═════ PROVIDED RECORDS ═════
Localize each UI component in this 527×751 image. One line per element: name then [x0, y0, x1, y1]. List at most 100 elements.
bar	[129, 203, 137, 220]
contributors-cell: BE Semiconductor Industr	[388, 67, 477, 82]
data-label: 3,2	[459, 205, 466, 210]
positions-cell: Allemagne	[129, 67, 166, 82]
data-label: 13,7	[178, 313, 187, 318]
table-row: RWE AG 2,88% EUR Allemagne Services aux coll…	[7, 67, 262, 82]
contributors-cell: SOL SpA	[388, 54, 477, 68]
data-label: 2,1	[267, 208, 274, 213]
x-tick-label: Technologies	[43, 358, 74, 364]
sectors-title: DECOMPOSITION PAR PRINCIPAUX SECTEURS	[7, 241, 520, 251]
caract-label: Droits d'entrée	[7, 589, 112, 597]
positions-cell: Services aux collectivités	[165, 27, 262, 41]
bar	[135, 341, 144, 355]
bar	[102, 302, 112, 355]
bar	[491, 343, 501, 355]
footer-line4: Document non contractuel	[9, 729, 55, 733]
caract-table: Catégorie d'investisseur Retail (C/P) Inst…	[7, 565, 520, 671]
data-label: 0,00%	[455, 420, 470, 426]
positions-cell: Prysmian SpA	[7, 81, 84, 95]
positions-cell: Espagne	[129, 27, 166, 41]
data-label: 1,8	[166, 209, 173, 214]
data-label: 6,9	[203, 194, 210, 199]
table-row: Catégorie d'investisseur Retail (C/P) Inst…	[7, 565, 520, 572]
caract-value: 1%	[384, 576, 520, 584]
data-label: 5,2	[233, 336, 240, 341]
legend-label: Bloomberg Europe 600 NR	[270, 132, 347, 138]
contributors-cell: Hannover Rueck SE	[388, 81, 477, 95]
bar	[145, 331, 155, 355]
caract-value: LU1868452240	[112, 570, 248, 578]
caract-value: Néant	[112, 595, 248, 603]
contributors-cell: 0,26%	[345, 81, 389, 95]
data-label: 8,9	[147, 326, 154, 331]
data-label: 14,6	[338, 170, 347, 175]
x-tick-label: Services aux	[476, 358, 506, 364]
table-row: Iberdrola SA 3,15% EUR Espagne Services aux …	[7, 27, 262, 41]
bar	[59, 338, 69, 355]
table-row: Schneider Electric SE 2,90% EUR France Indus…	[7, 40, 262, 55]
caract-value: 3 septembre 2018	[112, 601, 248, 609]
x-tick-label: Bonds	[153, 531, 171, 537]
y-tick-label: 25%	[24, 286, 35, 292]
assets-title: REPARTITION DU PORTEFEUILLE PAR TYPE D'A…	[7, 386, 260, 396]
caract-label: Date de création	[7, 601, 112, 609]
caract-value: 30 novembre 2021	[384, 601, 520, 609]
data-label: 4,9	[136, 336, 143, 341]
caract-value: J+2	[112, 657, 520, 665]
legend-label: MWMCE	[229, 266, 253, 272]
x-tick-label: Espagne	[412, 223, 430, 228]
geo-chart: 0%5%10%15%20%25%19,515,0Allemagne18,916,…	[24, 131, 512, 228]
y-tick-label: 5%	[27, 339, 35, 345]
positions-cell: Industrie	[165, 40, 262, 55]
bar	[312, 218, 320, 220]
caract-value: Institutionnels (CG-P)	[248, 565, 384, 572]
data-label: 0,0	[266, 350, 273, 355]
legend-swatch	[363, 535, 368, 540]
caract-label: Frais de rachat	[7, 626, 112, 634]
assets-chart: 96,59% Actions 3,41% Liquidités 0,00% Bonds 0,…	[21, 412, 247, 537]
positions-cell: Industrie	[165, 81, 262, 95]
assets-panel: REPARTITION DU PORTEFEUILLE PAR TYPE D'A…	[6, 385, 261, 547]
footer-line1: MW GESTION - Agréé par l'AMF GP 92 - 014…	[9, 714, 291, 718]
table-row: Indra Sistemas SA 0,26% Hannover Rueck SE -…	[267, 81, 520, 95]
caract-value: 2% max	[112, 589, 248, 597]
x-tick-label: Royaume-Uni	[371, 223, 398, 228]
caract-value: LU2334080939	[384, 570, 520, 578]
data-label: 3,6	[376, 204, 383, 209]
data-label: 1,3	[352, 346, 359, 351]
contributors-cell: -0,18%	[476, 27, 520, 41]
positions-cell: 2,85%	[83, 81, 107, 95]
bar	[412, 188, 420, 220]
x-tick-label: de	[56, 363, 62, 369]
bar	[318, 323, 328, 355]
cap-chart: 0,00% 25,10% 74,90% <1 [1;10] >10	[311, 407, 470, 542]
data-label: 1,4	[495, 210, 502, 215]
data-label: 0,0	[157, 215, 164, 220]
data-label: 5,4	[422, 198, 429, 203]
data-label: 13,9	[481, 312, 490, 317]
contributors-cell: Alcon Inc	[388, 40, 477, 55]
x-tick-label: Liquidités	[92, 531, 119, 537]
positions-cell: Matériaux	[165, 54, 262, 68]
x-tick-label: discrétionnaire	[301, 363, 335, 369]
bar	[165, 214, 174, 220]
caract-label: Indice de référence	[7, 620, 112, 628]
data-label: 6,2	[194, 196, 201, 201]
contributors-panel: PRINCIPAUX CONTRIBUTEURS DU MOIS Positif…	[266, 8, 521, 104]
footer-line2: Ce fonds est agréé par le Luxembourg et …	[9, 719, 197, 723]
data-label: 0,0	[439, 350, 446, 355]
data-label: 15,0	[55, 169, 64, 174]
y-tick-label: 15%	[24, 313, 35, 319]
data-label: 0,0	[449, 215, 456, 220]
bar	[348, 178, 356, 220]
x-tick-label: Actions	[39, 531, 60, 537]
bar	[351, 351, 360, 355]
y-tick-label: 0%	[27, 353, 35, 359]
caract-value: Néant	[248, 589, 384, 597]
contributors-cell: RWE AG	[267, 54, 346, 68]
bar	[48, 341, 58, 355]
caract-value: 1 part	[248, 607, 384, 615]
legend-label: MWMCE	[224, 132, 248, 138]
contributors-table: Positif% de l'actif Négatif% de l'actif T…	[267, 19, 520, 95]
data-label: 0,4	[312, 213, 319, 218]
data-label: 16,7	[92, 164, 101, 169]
═════
→ YOUR GOAL
Reproduce every line of the items above character for character, leaving nothing out and changing nothing.

→ REPLY TO THE TASK
Localize each UI component in this 527×751 image. One line per element: name then [x0, y0, x1, y1]. List at most 100 elements.
bar	[129, 203, 137, 220]
contributors-cell: BE Semiconductor Industr	[388, 67, 477, 82]
data-label: 3,2	[459, 205, 466, 210]
positions-cell: Allemagne	[129, 67, 166, 82]
data-label: 13,7	[178, 313, 187, 318]
table-row: RWE AG 2,88% EUR Allemagne Services aux coll…	[7, 67, 262, 82]
contributors-cell: SOL SpA	[388, 54, 477, 68]
data-label: 2,1	[267, 208, 274, 213]
x-tick-label: Technologies	[43, 358, 74, 364]
sectors-title: DECOMPOSITION PAR PRINCIPAUX SECTEURS	[7, 241, 520, 251]
caract-label: Droits d'entrée	[7, 589, 112, 597]
positions-cell: Services aux collectivités	[165, 27, 262, 41]
bar	[135, 341, 144, 355]
bar	[102, 302, 112, 355]
bar	[491, 343, 501, 355]
footer-line4: Document non contractuel	[9, 729, 55, 733]
caract-table: Catégorie d'investisseur Retail (C/P) Inst…	[7, 565, 520, 671]
data-label: 0,00%	[455, 420, 470, 426]
positions-cell: Prysmian SpA	[7, 81, 84, 95]
positions-cell: Espagne	[129, 27, 166, 41]
data-label: 1,8	[166, 209, 173, 214]
data-label: 6,9	[203, 194, 210, 199]
table-row: Catégorie d'investisseur Retail (C/P) Inst…	[7, 565, 520, 572]
caract-value: 1%	[384, 576, 520, 584]
data-label: 5,2	[233, 336, 240, 341]
legend-label: Bloomberg Europe 600 NR	[270, 132, 347, 138]
contributors-cell: Hannover Rueck SE	[388, 81, 477, 95]
bar	[145, 331, 155, 355]
caract-value: LU1868452240	[112, 570, 248, 578]
caract-value: Néant	[112, 595, 248, 603]
contributors-cell: 0,26%	[345, 81, 389, 95]
data-label: 8,9	[147, 326, 154, 331]
data-label: 14,6	[338, 170, 347, 175]
x-tick-label: Services aux	[476, 358, 506, 364]
table-row: Iberdrola SA 3,15% EUR Espagne Services aux …	[7, 27, 262, 41]
bar	[59, 338, 69, 355]
table-row: Schneider Electric SE 2,90% EUR France Indus…	[7, 40, 262, 55]
caract-value: 3 septembre 2018	[112, 601, 248, 609]
x-tick-label: Bonds	[153, 531, 171, 537]
y-tick-label: 25%	[24, 286, 35, 292]
assets-title: REPARTITION DU PORTEFEUILLE PAR TYPE D'A…	[7, 386, 260, 396]
caract-label: Date de création	[7, 601, 112, 609]
caract-value: 30 novembre 2021	[384, 601, 520, 609]
data-label: 4,9	[136, 336, 143, 341]
caract-value: J+2	[112, 657, 520, 665]
legend-label: MWMCE	[229, 266, 253, 272]
x-tick-label: Espagne	[412, 223, 430, 228]
geo-chart: 0%5%10%15%20%25%19,515,0Allemagne18,916,…	[24, 131, 512, 228]
y-tick-label: 5%	[27, 339, 35, 345]
positions-cell: Industrie	[165, 40, 262, 55]
bar	[312, 218, 320, 220]
caract-value: Institutionnels (CG-P)	[248, 565, 384, 572]
data-label: 0,0	[266, 350, 273, 355]
legend-swatch	[363, 535, 368, 540]
caract-label: Frais de rachat	[7, 626, 112, 634]
assets-chart: 96,59% Actions 3,41% Liquidités 0,00% Bonds 0,…	[21, 412, 247, 537]
positions-cell: Industrie	[165, 81, 262, 95]
assets-panel: REPARTITION DU PORTEFEUILLE PAR TYPE D'A…	[6, 385, 261, 547]
footer-line1: MW GESTION - Agréé par l'AMF GP 92 - 014…	[9, 714, 291, 718]
table-row: Indra Sistemas SA 0,26% Hannover Rueck SE -…	[267, 81, 520, 95]
caract-value: 2% max	[112, 589, 248, 597]
x-tick-label: Royaume-Uni	[371, 223, 398, 228]
caract-value: LU2334080939	[384, 570, 520, 578]
data-label: 3,6	[376, 204, 383, 209]
data-label: 1,3	[352, 346, 359, 351]
contributors-cell: -0,18%	[476, 27, 520, 41]
positions-cell: 2,85%	[83, 81, 107, 95]
bar	[412, 188, 420, 220]
x-tick-label: de	[56, 363, 62, 369]
bar	[318, 323, 328, 355]
cap-chart: 0,00% 25,10% 74,90% <1 [1;10] >10	[311, 407, 470, 542]
data-label: 1,4	[495, 210, 502, 215]
data-label: 0,0	[157, 215, 164, 220]
data-label: 5,4	[422, 198, 429, 203]
data-label: 13,9	[481, 312, 490, 317]
contributors-cell: Alcon Inc	[388, 40, 477, 55]
x-tick-label: Liquidités	[92, 531, 119, 537]
positions-cell: Matériaux	[165, 54, 262, 68]
x-tick-label: discrétionnaire	[301, 363, 335, 369]
bar	[165, 214, 174, 220]
caract-label: Indice de référence	[7, 620, 112, 628]
data-label: 6,2	[194, 196, 201, 201]
contributors-panel: PRINCIPAUX CONTRIBUTEURS DU MOIS Positif…	[266, 8, 521, 104]
footer-line2: Ce fonds est agréé par le Luxembourg et …	[9, 719, 197, 723]
data-label: 0,0	[439, 350, 446, 355]
data-label: 15,0	[55, 169, 64, 174]
y-tick-label: 15%	[24, 313, 35, 319]
data-label: 0,0	[449, 215, 456, 220]
bar	[348, 178, 356, 220]
x-tick-label: Actions	[39, 531, 60, 537]
bar	[351, 351, 360, 355]
y-tick-label: 0%	[27, 353, 35, 359]
caract-value: Néant	[248, 589, 384, 597]
contributors-cell: RWE AG	[267, 54, 346, 68]
bar	[48, 341, 58, 355]
caract-value: 1 part	[248, 607, 384, 615]
legend-label: MWMCE	[224, 132, 248, 138]
contributors-table: Positif% de l'actif Négatif% de l'actif T…	[267, 19, 520, 95]
data-label: 0,4	[312, 213, 319, 218]
data-label: 16,7	[92, 164, 101, 169]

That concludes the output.